_Directions_
Set out each line from the following listing that includes the word "Output".

►

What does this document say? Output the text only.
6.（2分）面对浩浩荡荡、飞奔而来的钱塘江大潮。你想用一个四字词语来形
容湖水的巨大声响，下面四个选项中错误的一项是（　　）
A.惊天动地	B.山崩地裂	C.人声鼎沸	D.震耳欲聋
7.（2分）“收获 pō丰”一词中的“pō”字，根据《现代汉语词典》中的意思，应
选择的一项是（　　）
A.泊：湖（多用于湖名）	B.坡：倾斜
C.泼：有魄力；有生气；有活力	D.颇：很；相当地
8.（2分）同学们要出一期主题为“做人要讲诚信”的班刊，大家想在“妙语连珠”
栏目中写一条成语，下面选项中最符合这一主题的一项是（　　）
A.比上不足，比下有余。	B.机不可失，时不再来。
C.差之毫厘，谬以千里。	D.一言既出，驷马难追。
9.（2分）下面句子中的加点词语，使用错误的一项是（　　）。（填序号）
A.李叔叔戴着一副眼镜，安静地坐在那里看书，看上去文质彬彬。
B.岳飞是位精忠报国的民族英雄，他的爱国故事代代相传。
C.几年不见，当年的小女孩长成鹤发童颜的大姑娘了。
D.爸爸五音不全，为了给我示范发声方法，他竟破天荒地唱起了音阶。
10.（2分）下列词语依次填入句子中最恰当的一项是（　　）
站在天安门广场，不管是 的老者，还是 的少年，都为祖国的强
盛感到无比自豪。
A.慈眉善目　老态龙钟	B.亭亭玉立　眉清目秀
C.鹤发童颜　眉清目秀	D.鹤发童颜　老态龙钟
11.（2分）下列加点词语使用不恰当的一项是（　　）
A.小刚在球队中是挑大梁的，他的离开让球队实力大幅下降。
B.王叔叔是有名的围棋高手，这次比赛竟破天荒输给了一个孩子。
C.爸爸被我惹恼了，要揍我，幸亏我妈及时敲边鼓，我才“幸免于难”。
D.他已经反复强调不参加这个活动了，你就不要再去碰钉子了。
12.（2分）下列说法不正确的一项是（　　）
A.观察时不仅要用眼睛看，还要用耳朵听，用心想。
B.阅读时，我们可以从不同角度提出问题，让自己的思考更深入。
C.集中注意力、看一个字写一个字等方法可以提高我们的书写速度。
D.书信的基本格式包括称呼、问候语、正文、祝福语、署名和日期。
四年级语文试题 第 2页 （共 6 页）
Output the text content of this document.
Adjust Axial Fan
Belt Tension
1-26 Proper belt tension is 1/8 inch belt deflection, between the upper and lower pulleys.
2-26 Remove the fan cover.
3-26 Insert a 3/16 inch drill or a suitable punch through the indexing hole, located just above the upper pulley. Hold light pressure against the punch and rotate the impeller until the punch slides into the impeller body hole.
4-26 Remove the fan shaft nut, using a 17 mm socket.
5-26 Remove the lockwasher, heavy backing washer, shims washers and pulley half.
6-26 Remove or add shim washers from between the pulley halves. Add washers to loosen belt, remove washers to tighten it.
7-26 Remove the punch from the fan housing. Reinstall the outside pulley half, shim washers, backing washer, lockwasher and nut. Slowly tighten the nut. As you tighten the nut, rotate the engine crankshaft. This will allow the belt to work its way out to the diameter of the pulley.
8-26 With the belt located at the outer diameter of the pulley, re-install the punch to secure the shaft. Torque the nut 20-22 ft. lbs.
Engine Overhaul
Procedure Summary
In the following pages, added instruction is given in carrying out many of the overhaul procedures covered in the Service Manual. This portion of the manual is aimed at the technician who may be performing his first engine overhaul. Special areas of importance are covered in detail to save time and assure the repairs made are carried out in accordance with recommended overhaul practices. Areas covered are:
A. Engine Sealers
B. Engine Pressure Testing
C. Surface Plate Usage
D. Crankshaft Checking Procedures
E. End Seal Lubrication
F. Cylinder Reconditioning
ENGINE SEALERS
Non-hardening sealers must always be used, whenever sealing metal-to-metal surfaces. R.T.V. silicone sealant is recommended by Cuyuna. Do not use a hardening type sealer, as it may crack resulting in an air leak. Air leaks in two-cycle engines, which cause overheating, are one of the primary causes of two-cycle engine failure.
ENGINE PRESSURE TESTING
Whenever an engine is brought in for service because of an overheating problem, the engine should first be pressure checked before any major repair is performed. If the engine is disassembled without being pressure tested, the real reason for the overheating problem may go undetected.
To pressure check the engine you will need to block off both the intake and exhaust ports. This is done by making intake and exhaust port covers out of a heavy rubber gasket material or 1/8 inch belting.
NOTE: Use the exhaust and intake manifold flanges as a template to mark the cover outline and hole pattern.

◄

_Task response_
What does this document say? Output the text only.
Output the text content of this document.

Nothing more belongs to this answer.